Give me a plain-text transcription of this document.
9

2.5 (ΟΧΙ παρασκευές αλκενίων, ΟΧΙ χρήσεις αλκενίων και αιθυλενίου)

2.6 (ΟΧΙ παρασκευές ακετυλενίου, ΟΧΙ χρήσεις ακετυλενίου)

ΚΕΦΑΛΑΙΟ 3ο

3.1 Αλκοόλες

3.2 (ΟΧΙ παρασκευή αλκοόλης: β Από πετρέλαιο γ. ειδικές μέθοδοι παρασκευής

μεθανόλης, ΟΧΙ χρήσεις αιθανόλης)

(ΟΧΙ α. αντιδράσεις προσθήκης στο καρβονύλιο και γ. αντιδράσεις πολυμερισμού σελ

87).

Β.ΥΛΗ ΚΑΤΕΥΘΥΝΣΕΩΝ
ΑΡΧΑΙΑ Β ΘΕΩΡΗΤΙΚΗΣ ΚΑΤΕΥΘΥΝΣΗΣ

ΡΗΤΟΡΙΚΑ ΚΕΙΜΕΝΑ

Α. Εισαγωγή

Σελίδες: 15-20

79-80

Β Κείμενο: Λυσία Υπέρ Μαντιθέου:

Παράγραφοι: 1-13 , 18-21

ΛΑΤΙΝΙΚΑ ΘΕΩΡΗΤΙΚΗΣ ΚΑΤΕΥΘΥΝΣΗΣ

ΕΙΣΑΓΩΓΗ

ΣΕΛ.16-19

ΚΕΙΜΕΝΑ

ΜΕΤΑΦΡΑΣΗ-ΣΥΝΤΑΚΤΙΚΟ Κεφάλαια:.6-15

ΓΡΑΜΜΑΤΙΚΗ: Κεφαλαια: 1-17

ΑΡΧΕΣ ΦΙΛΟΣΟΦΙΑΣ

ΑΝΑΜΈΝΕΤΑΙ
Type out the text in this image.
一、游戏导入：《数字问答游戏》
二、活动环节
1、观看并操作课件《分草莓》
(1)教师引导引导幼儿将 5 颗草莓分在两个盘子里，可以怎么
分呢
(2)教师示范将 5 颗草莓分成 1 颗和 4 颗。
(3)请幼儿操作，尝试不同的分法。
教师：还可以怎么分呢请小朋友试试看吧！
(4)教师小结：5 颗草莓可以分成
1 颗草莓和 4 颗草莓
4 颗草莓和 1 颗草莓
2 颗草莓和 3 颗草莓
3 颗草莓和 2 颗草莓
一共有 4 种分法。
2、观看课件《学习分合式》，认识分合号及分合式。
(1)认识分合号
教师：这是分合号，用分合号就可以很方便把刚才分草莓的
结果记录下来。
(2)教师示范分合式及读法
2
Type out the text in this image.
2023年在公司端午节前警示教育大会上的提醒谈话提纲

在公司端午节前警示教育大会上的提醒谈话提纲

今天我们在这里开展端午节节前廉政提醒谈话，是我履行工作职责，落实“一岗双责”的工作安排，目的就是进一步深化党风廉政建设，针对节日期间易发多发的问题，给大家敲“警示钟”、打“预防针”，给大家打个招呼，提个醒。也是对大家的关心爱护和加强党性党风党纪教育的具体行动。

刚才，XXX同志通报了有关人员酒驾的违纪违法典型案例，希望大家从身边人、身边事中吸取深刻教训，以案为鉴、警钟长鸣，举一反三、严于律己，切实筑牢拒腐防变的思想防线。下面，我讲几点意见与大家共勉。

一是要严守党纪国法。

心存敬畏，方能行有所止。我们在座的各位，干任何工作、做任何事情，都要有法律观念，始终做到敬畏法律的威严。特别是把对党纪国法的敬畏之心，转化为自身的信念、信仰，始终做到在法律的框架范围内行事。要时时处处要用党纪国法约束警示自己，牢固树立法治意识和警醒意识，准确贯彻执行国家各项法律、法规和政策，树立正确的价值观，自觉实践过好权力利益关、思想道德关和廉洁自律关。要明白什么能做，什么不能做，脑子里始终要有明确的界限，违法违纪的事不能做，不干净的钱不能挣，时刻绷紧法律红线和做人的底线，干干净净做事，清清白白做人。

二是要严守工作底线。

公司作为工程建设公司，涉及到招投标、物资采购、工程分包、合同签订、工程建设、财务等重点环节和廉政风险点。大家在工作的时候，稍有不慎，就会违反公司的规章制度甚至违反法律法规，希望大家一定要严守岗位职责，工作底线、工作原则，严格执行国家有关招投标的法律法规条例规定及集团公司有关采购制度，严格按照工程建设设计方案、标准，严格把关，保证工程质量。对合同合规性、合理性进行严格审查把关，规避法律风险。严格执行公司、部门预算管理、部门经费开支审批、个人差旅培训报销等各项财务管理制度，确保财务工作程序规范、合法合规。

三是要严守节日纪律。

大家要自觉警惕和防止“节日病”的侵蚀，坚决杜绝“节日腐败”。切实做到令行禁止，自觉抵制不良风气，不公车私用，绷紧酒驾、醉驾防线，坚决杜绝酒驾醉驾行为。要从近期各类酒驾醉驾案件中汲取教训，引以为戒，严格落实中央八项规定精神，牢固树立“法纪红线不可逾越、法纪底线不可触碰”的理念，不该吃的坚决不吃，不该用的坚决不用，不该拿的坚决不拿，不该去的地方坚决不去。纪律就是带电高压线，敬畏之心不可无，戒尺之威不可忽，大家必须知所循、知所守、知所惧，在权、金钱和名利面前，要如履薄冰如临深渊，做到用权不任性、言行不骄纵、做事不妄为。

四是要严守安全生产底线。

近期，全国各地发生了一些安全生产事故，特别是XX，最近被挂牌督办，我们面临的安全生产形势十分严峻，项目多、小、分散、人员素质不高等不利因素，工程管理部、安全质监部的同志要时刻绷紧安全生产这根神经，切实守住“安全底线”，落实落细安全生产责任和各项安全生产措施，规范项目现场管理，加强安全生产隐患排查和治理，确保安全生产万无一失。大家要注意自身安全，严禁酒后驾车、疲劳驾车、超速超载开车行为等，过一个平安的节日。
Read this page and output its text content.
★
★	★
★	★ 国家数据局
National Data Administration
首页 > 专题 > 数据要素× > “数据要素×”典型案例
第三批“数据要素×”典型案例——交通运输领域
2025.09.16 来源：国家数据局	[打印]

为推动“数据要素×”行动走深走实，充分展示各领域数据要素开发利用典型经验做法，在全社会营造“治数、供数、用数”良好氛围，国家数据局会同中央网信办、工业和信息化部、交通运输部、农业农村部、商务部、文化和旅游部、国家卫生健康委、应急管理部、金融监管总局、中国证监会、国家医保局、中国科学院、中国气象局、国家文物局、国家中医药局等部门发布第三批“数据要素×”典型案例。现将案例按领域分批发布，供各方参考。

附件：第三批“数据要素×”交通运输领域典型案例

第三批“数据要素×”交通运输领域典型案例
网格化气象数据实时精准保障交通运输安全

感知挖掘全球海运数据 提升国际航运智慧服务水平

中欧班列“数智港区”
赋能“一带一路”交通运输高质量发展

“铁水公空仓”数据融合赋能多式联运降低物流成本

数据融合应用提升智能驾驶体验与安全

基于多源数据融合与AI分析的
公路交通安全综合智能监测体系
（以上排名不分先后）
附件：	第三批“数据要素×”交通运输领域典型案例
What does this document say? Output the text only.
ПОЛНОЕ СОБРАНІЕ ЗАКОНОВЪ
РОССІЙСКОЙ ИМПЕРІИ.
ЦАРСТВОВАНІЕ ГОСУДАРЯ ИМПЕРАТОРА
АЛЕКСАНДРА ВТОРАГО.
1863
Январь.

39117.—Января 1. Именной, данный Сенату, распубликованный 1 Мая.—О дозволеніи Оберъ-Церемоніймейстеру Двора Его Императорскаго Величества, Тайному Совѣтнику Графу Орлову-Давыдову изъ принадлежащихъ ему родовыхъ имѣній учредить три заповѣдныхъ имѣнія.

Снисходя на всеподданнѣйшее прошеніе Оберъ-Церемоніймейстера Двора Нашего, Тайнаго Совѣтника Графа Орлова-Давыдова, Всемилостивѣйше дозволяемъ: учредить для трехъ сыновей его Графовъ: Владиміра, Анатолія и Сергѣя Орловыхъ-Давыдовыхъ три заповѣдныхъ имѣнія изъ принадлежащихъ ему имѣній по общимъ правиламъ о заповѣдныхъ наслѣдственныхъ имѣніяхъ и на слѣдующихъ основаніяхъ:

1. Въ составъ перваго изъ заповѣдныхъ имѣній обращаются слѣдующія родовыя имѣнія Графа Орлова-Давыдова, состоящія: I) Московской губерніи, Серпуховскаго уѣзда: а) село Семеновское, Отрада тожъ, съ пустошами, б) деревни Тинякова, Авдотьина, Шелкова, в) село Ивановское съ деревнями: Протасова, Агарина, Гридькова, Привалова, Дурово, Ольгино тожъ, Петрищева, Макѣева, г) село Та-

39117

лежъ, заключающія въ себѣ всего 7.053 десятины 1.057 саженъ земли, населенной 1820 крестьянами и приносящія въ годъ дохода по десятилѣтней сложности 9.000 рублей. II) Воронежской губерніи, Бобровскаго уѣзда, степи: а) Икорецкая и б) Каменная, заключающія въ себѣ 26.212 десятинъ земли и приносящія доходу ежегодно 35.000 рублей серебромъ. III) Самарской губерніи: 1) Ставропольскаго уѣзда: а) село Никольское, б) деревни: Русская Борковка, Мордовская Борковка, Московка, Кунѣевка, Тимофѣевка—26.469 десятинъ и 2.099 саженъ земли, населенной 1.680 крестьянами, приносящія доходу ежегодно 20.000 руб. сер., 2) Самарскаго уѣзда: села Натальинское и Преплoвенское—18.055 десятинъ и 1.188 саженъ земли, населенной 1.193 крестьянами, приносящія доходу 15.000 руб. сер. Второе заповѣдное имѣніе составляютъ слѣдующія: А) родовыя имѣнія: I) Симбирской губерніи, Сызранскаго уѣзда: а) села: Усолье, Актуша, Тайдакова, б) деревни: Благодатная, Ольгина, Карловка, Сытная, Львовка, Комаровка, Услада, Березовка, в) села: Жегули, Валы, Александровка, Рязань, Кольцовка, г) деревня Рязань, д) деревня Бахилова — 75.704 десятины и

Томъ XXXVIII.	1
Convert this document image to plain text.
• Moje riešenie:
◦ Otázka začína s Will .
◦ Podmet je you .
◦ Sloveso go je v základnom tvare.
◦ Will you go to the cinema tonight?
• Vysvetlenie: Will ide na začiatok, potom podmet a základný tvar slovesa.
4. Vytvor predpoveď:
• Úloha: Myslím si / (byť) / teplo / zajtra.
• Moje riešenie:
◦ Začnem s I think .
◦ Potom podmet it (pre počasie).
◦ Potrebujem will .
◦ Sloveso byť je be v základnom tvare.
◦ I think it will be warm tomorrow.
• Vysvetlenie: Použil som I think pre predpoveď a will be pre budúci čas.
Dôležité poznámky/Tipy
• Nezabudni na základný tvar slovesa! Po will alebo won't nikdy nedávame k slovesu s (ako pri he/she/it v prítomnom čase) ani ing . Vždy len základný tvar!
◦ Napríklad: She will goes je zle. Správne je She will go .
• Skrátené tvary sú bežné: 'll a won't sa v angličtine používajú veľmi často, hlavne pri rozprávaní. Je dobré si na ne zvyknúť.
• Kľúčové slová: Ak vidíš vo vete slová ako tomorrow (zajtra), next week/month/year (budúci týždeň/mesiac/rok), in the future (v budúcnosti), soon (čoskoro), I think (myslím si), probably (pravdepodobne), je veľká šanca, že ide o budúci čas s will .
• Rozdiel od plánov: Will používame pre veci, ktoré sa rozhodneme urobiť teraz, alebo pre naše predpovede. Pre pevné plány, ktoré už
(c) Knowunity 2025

* **The task**
Identify each line holding the string "tomorrow", and copy it out.

* **Answer to this problem**
◦ I think it will be warm tomorrow.
• Kľúčové slová: Ak vidíš vo vete slová ako tomorrow (zajtra), next week/month/year (budúci týždeň/mesiac/rok), in the future (v budúcnosti), soon (čoskoro), I think (myslím si), probably (pravdepodobne), je veľká šanca, že ide o budúci čas s will .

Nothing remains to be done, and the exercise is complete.